*Task brief*. Edit the lines starting with the line with "408, 217, 420]" and going on through the line with "158, 623, 165]", replacing "data-label" with "value-label" and keeping everything else the same. Give only those lines.

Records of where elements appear
++++++++

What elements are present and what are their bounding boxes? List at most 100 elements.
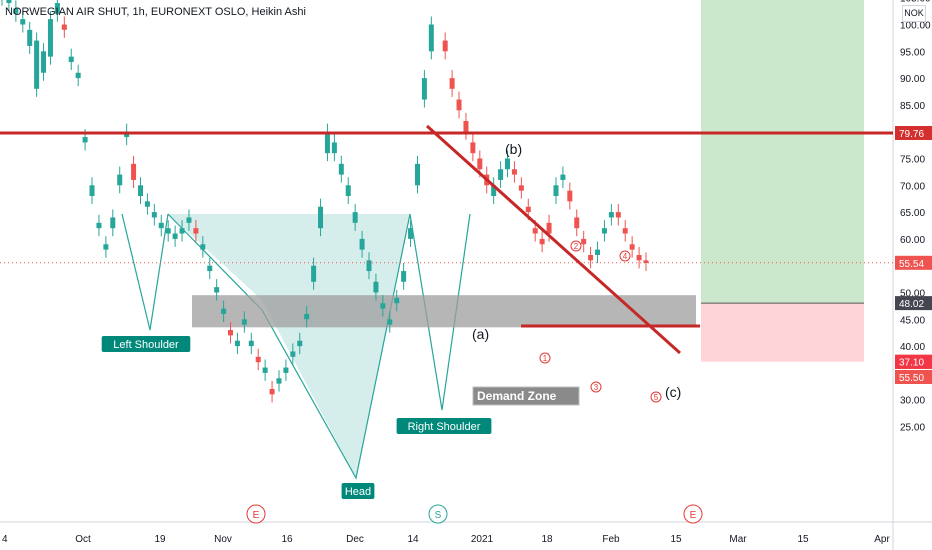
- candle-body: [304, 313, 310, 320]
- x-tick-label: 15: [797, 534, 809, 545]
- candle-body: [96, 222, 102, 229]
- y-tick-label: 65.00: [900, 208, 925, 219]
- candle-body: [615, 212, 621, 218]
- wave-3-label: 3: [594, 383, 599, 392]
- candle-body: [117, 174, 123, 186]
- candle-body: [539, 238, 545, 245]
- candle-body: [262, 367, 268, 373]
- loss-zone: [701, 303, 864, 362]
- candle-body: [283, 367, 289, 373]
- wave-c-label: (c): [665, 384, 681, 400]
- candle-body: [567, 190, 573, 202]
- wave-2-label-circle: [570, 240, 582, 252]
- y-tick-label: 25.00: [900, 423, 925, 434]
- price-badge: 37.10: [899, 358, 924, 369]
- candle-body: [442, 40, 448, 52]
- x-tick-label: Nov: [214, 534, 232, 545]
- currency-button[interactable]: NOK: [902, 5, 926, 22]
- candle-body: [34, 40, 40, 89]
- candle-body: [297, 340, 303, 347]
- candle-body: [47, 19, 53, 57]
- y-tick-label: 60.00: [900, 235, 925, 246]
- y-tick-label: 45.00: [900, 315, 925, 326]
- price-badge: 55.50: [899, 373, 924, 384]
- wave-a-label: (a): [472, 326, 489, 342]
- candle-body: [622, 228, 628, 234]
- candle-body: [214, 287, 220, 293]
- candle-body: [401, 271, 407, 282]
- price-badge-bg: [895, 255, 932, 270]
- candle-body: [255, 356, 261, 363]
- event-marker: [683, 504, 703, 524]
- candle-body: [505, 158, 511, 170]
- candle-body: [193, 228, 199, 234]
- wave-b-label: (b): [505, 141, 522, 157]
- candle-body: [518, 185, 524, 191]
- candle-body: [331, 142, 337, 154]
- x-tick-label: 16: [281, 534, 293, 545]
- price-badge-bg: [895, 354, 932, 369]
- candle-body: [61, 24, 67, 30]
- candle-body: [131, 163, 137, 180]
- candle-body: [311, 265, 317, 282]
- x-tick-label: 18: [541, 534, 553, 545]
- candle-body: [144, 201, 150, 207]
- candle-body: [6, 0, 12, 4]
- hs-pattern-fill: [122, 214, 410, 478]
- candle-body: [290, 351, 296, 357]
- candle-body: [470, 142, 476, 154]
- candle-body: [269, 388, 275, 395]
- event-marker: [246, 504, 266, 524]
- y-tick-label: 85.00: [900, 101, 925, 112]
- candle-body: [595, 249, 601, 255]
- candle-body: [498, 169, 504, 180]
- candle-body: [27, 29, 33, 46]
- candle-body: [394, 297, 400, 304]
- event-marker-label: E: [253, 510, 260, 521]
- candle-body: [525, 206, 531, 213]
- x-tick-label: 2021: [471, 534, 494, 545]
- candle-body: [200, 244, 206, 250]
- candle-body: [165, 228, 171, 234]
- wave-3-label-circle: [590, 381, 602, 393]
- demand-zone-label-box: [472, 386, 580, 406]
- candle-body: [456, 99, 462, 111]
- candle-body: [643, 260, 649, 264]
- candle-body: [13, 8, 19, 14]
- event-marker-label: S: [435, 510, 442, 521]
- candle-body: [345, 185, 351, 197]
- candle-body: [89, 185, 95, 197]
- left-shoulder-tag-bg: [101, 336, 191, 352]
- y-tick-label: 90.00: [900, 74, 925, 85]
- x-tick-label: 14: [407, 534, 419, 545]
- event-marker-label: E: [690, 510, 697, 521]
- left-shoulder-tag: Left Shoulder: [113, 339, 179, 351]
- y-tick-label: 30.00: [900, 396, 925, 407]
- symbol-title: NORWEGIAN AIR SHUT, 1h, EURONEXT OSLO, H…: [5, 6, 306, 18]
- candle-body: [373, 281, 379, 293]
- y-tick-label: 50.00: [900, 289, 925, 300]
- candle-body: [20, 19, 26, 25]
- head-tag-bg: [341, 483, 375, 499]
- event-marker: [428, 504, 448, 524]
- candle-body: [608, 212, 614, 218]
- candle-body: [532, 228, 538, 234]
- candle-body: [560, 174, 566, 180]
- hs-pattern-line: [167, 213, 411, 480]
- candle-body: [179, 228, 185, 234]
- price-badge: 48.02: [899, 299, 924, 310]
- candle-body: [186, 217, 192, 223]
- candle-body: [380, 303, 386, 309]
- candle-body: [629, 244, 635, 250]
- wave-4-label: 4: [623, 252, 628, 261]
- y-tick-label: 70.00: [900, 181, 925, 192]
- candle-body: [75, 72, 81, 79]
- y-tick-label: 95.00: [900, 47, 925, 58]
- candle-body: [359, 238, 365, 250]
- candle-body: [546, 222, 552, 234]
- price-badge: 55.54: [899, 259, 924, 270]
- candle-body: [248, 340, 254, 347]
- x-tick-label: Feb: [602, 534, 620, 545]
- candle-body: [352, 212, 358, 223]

++++++++

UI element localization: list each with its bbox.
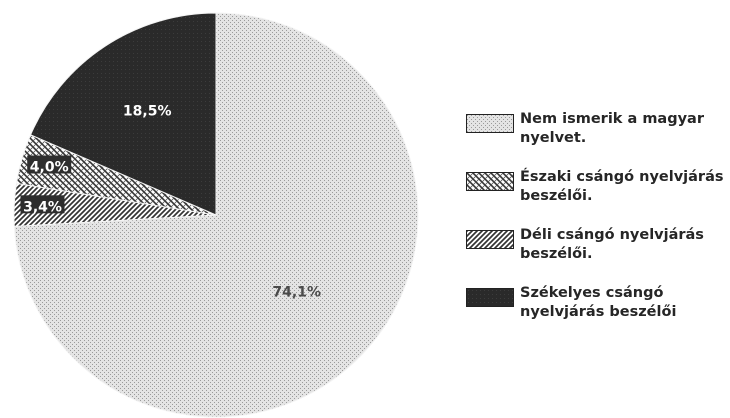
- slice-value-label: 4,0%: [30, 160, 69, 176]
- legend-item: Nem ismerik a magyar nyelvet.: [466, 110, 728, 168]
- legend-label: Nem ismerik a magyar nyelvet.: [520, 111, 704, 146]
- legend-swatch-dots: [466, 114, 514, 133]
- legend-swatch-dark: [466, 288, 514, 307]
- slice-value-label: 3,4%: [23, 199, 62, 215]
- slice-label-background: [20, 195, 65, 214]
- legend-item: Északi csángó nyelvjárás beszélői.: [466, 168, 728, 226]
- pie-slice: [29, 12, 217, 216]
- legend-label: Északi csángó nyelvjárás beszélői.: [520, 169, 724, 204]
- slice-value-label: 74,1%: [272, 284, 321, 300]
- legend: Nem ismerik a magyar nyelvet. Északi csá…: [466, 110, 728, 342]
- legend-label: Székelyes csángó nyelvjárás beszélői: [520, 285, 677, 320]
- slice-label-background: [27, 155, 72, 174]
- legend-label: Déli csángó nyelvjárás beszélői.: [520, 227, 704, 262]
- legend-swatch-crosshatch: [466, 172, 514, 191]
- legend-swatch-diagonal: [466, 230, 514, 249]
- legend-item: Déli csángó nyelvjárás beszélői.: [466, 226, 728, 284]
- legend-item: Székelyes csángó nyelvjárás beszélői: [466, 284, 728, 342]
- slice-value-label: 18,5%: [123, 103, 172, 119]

++++++++

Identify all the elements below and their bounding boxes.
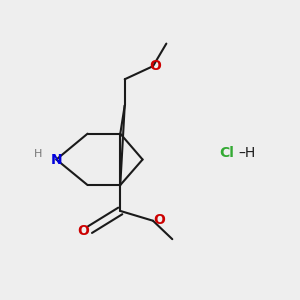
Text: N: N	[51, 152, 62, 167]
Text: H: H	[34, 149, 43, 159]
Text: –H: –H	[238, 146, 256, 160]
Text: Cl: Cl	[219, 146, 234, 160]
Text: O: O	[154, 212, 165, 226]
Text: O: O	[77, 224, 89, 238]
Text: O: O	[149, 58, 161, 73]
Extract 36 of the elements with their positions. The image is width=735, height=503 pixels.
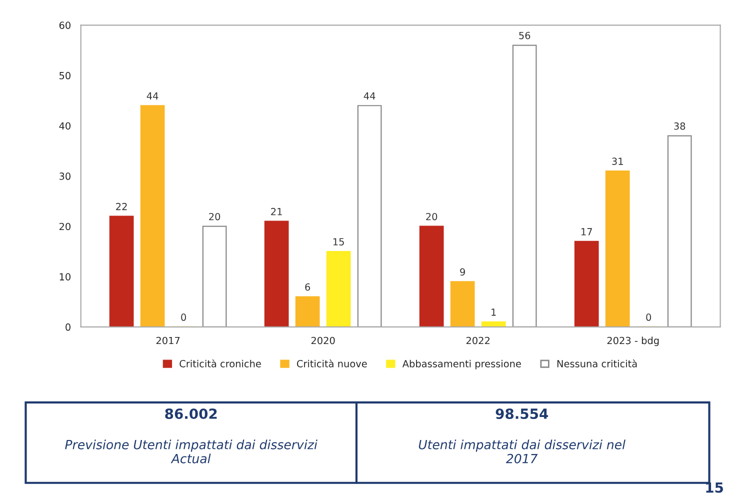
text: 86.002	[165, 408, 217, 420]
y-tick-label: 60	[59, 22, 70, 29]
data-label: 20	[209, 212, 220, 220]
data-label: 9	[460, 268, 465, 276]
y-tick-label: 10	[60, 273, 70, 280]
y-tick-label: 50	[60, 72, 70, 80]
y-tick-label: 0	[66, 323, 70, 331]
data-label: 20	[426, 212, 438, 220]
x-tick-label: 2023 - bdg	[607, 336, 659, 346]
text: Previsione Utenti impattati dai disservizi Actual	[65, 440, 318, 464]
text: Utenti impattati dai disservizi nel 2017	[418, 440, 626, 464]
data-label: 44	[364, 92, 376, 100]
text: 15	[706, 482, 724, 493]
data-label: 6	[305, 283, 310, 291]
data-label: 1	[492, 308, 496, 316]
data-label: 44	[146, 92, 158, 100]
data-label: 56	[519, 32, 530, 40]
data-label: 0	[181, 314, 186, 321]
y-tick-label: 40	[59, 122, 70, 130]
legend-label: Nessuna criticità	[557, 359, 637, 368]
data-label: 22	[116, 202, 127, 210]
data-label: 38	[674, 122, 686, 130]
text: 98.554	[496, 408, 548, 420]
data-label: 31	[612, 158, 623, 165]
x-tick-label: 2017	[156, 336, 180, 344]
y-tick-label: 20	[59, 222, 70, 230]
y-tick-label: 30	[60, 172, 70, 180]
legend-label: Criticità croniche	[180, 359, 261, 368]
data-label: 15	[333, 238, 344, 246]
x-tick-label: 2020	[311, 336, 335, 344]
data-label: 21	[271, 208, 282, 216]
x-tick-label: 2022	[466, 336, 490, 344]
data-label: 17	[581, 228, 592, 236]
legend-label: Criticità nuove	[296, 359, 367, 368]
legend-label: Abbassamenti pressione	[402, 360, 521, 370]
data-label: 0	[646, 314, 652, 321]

++++++++

*The reply*.
text: 86.002	[165, 408, 217, 420]
y-tick-label: 60	[59, 22, 70, 29]
value-label: 20	[209, 212, 220, 220]
value-label: 9	[460, 268, 465, 276]
y-tick-label: 10	[60, 273, 70, 280]
y-tick-label: 50	[60, 72, 70, 80]
y-tick-label: 0	[66, 323, 70, 331]
value-label: 20	[426, 212, 438, 220]
x-tick-label: 2023 - bdg	[607, 336, 659, 346]
text: Previsione Utenti impattati dai disservizi Actual	[65, 440, 318, 464]
text: Utenti impattati dai disservizi nel 2017	[418, 440, 626, 464]
value-label: 44	[364, 92, 376, 100]
text: 15	[706, 482, 724, 493]
value-label: 6	[305, 283, 310, 291]
value-label: 1	[492, 308, 496, 316]
value-label: 44	[146, 92, 158, 100]
value-label: 56	[519, 32, 530, 40]
value-label: 0	[181, 314, 186, 321]
y-tick-label: 40	[59, 122, 70, 130]
legend-label: Nessuna criticità	[557, 359, 637, 368]
value-label: 22	[116, 202, 127, 210]
value-label: 38	[674, 122, 686, 130]
text: 98.554	[496, 408, 548, 420]
value-label: 31	[612, 158, 623, 165]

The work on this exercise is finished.